▸ DESCRIPTION OF THE TASK
Please find every line in the records below that contains the word "Require", and copy it.

▸ DATA FOR THE TASK
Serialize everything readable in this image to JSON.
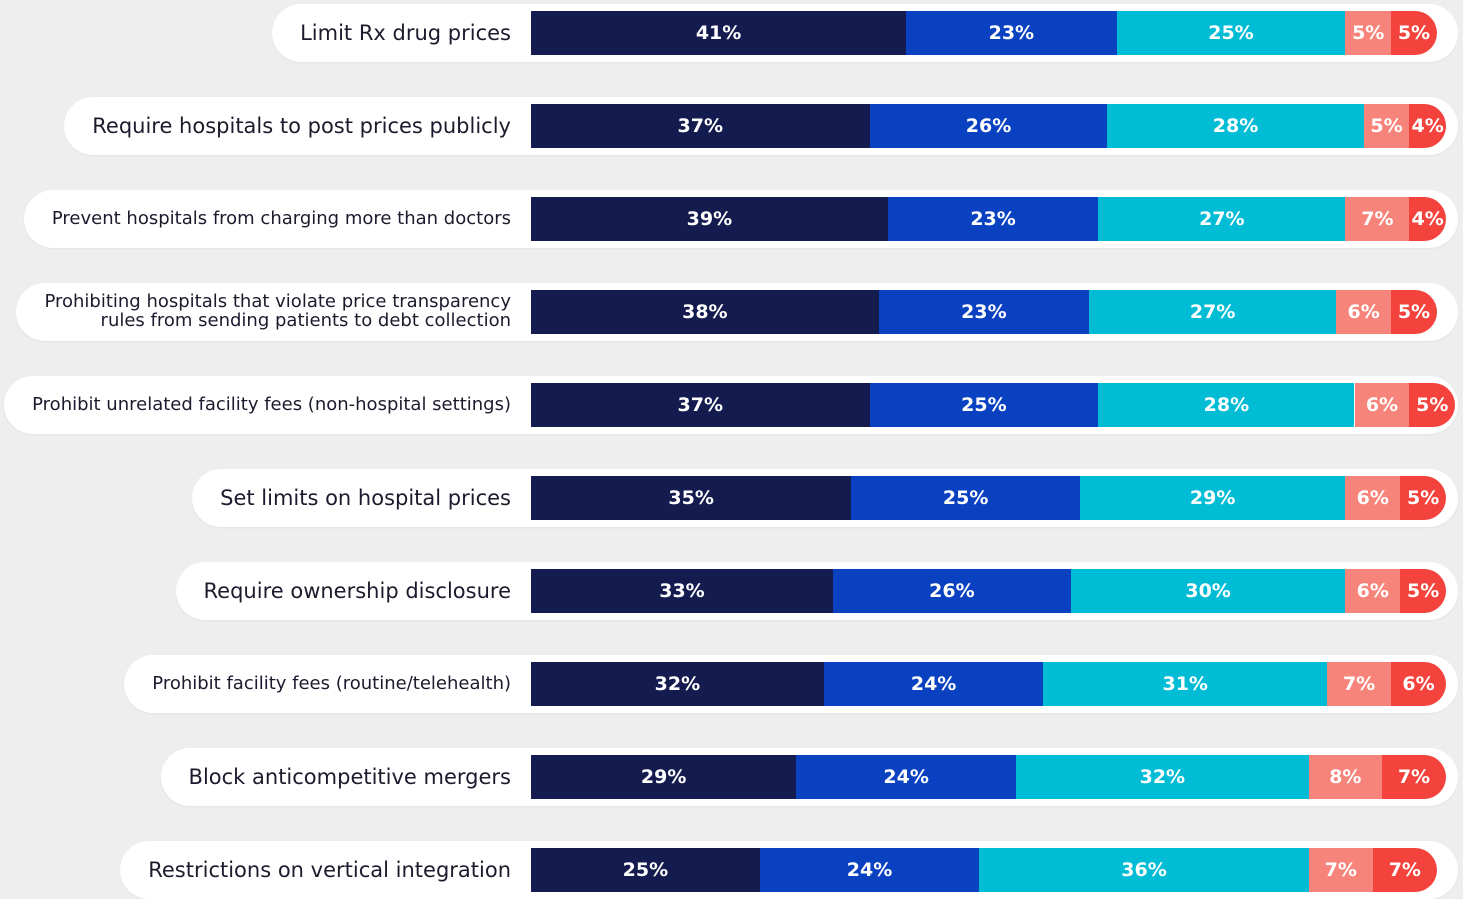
{
  "chart_data": {
    "type": "stacked-bar-horizontal",
    "categories": [
      "Limit Rx drug prices",
      "Require hospitals to post prices publicly",
      "Prevent hospitals from charging more than doctors",
      "Prohibiting hospitals that violate price transparency\nrules from sending patients to debt collection",
      "Prohibit unrelated facility fees (non-hospital settings)",
      "Set limits on hospital prices",
      "Require ownership disclosure",
      "Prohibit facility fees (routine/telehealth)",
      "Block anticompetitive mergers",
      "Restrictions on vertical integration"
    ],
    "series": [
      {
        "color": "#141c4f",
        "values": [
          41,
          37,
          39,
          38,
          37,
          35,
          33,
          32,
          29,
          25
        ],
        "value_labels": [
          "41%",
          "37%",
          "39%",
          "38%",
          "37%",
          "35%",
          "33%",
          "32%",
          "29%",
          "25%"
        ]
      },
      {
        "color": "#0a41c0",
        "values": [
          23,
          26,
          23,
          23,
          25,
          25,
          26,
          24,
          24,
          24
        ],
        "value_labels": [
          "23%",
          "26%",
          "23%",
          "23%",
          "25%",
          "25%",
          "26%",
          "24%",
          "24%",
          "24%"
        ]
      },
      {
        "color": "#00bcd4",
        "values": [
          25,
          28,
          27,
          27,
          28,
          29,
          30,
          31,
          32,
          36
        ],
        "value_labels": [
          "25%",
          "28%",
          "27%",
          "27%",
          "28%",
          "29%",
          "30%",
          "31%",
          "32%",
          "36%"
        ]
      },
      {
        "color": "#f7847a",
        "values": [
          5,
          5,
          7,
          6,
          6,
          6,
          6,
          7,
          8,
          7
        ],
        "value_labels": [
          "5%",
          "5%",
          "7%",
          "6%",
          "6%",
          "6%",
          "6%",
          "7%",
          "8%",
          "7%"
        ]
      },
      {
        "color": "#f4433c",
        "values": [
          5,
          4,
          4,
          5,
          5,
          5,
          5,
          6,
          7,
          7
        ],
        "value_labels": [
          "5%",
          "4%",
          "4%",
          "5%",
          "5%",
          "5%",
          "5%",
          "6%",
          "7%",
          "7%"
        ]
      }
    ]
  }
}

▸ ANSWER FOR THE TASK
      "Require hospitals to post prices publicly",
      "Require ownership disclosure",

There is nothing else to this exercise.